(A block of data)
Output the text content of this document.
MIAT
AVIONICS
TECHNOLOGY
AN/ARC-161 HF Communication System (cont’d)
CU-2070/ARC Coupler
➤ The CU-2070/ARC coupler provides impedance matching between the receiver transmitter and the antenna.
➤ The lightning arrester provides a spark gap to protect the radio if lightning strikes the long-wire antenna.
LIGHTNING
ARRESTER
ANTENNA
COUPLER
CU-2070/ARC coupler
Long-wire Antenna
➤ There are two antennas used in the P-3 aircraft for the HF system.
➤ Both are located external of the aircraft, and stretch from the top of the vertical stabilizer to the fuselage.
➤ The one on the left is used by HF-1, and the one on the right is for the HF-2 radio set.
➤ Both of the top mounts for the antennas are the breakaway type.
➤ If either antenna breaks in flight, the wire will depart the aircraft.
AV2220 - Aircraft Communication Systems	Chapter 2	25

Stated goal: Type out the full listing again, exactly as given.

Solution to this problem:
Output the text content of this document.
MIAT
AVIONICS
TECHNOLOGY
AN/ARC-161 HF Communication System (cont’d)
CU-2070/ARC Coupler
➤ The CU-2070/ARC coupler provides impedance matching between the receiver transmitter and the antenna.
➤ The lightning arrester provides a spark gap to protect the radio if lightning strikes the long-wire antenna.
LIGHTNING
ARRESTER
ANTENNA
COUPLER
CU-2070/ARC coupler
Long-wire Antenna
➤ There are two antennas used in the P-3 aircraft for the HF system.
➤ Both are located external of the aircraft, and stretch from the top of the vertical stabilizer to the fuselage.
➤ The one on the left is used by HF-1, and the one on the right is for the HF-2 radio set.
➤ Both of the top mounts for the antennas are the breakaway type.
➤ If either antenna breaks in flight, the wire will depart the aircraft.
AV2220 - Aircraft Communication Systems	Chapter 2	25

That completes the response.